(Dataset items)

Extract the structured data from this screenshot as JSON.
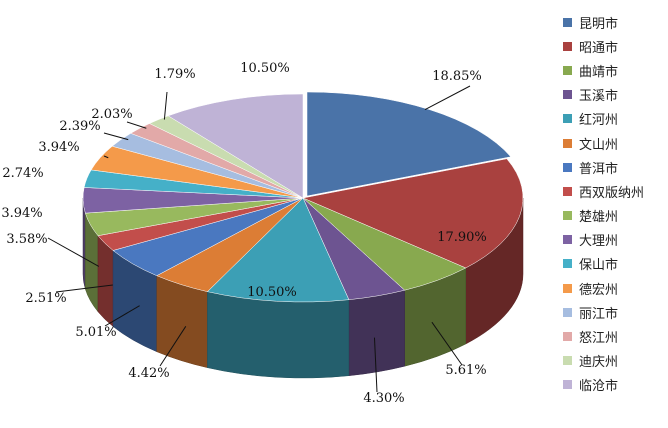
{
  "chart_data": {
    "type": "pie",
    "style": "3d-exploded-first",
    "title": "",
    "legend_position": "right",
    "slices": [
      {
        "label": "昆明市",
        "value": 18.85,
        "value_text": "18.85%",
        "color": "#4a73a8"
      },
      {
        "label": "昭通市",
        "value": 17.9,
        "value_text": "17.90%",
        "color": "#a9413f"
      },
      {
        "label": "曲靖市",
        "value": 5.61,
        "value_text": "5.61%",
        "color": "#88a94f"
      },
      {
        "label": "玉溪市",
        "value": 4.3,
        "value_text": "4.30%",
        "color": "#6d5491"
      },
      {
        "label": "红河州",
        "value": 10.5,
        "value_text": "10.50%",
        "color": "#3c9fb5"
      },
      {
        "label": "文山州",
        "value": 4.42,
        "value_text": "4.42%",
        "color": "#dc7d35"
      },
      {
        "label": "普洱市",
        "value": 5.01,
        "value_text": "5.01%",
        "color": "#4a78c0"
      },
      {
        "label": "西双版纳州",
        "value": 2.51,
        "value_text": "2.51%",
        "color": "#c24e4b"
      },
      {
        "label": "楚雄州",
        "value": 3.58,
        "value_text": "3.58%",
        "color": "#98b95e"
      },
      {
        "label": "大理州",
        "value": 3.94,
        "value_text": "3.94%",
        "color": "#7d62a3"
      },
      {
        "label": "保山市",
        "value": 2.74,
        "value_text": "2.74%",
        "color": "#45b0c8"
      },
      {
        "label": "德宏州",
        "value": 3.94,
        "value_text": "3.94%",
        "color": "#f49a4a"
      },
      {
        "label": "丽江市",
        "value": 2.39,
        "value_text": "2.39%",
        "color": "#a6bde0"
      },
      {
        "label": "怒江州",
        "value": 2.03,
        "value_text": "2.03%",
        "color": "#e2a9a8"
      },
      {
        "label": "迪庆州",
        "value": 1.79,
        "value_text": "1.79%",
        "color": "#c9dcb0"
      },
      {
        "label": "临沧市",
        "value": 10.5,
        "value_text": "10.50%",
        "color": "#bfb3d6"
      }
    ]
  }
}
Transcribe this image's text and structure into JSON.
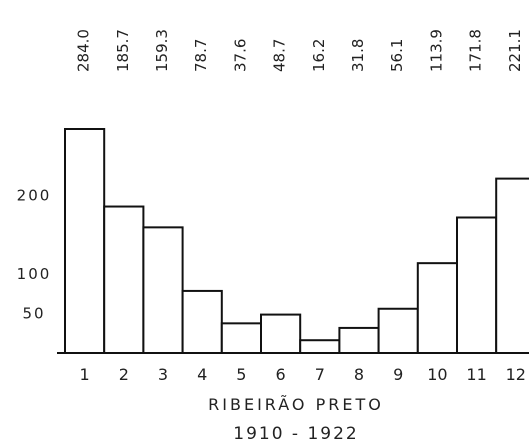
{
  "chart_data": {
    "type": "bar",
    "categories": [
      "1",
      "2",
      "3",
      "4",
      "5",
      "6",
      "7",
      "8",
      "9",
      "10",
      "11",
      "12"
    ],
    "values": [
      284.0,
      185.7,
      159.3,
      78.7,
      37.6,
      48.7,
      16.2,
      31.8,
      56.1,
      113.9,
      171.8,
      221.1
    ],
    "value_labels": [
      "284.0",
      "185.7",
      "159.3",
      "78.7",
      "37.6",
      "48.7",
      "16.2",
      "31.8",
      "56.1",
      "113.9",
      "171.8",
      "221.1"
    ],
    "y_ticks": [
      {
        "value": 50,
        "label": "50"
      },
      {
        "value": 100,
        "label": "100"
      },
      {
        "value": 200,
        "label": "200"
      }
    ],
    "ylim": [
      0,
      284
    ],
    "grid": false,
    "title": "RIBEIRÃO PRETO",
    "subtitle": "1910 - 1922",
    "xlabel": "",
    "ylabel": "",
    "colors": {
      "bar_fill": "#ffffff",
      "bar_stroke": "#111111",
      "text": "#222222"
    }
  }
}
---
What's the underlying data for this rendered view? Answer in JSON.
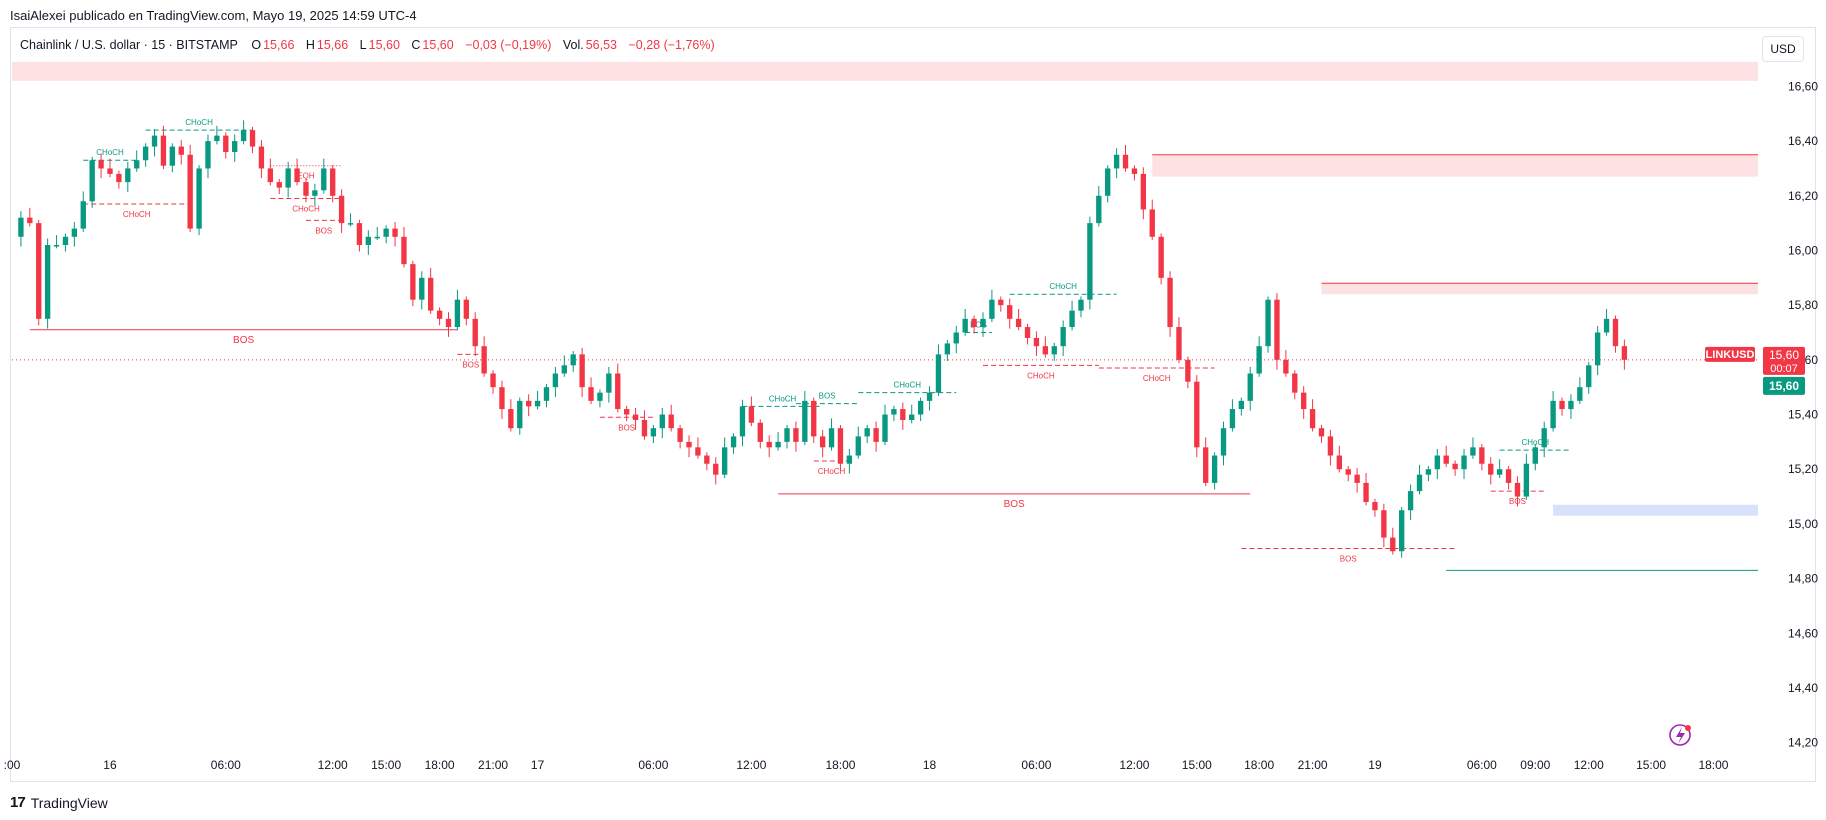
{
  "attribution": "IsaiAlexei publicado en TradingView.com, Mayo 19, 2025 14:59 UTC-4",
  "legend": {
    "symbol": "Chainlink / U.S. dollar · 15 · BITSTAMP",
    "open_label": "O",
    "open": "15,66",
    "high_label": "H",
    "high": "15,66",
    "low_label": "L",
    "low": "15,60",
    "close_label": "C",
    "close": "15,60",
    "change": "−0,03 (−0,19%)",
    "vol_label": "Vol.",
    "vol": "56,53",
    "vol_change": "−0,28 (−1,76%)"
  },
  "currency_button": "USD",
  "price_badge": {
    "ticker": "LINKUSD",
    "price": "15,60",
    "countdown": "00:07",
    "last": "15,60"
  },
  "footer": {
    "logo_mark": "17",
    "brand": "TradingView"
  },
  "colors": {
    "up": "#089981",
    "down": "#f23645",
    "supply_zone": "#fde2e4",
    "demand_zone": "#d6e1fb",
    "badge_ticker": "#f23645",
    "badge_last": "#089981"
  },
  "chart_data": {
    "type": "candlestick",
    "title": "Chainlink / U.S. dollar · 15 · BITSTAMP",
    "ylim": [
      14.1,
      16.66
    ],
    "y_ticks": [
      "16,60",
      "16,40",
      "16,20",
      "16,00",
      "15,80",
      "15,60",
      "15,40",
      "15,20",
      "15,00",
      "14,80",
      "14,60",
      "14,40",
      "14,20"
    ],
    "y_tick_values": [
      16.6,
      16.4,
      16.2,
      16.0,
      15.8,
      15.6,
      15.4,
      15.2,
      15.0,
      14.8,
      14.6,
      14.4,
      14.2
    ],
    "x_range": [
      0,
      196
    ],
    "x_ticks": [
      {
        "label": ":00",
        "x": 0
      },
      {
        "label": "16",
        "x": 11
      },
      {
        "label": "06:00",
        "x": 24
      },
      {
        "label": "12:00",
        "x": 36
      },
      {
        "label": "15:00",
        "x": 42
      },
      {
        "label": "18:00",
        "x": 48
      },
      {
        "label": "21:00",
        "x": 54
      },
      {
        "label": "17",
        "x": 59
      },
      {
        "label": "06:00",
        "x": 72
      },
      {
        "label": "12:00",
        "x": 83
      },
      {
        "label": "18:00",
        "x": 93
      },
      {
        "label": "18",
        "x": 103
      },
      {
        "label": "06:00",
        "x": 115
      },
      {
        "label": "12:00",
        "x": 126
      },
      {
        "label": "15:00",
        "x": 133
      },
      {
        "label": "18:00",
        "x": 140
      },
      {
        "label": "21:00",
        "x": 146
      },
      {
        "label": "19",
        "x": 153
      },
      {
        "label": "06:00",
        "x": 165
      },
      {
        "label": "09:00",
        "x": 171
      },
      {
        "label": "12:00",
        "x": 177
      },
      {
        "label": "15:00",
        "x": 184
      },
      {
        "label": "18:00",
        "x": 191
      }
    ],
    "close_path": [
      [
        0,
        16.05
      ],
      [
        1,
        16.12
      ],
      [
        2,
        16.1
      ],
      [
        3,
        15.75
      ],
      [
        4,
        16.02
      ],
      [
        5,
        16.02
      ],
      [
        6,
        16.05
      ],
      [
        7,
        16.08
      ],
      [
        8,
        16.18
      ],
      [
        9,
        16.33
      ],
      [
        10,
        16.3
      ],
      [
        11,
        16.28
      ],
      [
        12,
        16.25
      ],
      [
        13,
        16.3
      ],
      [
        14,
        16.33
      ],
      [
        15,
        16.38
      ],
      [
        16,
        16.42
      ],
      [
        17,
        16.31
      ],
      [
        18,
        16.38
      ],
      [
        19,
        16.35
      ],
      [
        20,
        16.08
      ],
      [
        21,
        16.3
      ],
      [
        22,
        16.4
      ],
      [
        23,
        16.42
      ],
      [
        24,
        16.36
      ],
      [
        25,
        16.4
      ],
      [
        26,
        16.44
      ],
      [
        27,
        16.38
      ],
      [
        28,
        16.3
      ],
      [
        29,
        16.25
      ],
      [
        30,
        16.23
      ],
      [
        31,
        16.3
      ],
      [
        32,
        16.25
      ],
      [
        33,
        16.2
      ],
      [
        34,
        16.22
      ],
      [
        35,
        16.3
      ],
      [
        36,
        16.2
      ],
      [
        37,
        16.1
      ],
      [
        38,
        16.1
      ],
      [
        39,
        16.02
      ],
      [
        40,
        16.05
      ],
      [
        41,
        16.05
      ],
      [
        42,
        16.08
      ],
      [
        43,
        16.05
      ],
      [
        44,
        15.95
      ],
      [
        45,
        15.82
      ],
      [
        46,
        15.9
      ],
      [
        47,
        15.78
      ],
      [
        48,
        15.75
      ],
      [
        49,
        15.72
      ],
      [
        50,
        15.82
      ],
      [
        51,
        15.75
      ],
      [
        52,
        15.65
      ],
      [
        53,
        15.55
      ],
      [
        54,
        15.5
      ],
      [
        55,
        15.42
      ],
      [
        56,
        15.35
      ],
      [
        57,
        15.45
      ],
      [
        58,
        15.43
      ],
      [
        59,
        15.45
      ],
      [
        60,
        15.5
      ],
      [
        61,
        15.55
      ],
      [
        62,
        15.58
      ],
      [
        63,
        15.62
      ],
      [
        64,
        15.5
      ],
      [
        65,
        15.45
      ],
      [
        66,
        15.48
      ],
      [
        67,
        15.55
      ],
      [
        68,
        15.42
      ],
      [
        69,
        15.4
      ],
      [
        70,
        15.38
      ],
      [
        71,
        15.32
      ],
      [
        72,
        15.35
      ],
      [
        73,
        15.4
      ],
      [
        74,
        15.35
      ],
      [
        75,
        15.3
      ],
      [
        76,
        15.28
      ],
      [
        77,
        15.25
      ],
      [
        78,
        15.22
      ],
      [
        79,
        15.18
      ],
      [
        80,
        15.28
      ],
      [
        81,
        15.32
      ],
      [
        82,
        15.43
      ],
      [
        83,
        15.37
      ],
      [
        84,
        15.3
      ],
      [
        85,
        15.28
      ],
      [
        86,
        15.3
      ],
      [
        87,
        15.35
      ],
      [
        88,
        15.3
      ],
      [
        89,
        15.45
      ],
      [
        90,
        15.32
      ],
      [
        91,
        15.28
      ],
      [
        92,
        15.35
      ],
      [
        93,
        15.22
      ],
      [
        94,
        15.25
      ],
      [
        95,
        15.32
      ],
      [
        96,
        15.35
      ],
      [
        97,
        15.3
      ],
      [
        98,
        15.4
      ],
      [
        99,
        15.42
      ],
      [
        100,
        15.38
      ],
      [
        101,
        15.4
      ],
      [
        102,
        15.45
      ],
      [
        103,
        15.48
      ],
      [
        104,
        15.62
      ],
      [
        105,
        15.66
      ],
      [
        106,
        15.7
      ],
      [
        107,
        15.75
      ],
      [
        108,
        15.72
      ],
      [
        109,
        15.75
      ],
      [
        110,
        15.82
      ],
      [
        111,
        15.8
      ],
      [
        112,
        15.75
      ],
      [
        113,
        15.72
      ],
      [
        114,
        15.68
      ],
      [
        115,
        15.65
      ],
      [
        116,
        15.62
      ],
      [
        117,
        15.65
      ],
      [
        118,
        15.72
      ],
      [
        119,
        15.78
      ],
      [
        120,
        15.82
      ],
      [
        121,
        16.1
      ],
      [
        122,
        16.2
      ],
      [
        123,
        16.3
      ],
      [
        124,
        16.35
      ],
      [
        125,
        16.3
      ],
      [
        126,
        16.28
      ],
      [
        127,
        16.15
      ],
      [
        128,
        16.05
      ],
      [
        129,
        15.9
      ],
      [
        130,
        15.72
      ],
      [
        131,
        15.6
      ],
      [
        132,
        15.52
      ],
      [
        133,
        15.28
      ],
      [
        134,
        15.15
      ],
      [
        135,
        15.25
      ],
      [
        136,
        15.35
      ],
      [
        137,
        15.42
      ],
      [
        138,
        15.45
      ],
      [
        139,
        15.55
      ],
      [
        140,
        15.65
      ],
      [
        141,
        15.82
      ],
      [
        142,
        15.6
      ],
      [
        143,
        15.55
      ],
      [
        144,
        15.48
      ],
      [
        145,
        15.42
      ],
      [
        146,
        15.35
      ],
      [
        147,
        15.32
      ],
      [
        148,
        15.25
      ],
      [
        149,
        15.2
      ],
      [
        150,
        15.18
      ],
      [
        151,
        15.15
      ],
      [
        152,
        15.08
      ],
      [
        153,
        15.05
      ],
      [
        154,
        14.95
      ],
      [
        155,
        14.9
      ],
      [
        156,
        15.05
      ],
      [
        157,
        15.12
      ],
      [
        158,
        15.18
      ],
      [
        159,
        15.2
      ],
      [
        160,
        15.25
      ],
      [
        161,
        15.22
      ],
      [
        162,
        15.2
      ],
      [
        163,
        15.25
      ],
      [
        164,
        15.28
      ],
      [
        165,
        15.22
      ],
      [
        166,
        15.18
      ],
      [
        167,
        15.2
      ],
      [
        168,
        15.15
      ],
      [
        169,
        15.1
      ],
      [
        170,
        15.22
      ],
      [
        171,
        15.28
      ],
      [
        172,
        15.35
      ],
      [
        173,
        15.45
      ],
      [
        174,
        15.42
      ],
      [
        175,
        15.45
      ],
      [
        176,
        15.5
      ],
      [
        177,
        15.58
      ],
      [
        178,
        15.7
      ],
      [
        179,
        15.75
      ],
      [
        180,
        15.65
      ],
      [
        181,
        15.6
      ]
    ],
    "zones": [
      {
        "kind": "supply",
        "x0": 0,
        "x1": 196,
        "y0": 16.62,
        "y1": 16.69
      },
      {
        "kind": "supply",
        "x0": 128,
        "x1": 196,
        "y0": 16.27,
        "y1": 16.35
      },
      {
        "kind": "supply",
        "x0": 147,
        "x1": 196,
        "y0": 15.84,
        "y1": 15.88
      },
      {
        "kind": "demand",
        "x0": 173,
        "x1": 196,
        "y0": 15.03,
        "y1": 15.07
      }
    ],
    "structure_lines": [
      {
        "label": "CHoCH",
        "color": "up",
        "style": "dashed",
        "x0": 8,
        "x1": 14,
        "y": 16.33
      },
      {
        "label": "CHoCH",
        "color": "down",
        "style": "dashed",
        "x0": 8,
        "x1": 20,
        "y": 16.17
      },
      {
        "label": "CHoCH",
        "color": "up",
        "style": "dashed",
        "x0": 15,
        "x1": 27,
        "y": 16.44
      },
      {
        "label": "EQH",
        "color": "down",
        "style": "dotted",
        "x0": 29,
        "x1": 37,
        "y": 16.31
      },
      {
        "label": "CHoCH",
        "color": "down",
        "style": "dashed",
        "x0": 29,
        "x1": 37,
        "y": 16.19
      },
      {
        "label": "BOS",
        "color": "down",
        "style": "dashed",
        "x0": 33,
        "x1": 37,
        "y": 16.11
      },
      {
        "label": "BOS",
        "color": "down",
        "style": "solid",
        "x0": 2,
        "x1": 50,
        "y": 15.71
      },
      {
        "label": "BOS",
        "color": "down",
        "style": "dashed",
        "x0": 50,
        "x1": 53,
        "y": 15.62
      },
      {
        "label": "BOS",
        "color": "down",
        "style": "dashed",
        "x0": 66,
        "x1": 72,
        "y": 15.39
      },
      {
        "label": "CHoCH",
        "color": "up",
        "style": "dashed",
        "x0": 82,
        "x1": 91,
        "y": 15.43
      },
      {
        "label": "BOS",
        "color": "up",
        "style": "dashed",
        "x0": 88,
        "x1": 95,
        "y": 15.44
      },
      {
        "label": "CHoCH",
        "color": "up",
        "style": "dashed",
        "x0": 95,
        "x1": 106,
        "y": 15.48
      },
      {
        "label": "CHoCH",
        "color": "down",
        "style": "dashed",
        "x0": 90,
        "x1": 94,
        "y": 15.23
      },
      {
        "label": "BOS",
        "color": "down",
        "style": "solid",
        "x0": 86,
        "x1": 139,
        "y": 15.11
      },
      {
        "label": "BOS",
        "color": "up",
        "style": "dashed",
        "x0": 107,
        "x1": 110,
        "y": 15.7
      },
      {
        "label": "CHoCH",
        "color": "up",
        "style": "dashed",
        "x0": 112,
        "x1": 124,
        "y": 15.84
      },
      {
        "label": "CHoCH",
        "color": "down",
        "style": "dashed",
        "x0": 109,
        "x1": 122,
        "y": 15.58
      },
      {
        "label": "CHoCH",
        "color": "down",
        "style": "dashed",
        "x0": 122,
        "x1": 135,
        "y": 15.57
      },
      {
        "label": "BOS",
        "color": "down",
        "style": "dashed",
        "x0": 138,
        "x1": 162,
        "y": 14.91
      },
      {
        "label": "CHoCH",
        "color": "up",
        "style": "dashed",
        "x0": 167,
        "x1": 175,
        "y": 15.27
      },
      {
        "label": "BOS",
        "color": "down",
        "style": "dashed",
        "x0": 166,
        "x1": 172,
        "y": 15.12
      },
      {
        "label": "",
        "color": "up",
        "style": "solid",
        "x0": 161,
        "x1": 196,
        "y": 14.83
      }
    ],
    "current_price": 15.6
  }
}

» REQUIRED TASK:
Look through the listing above. Pick out each line with "dollar" and copy it.

» CORRECT ANSWER:
    "symbol": "Chainlink / U.S. dollar · 15 · BITSTAMP",
    "title": "Chainlink / U.S. dollar · 15 · BITSTAMP",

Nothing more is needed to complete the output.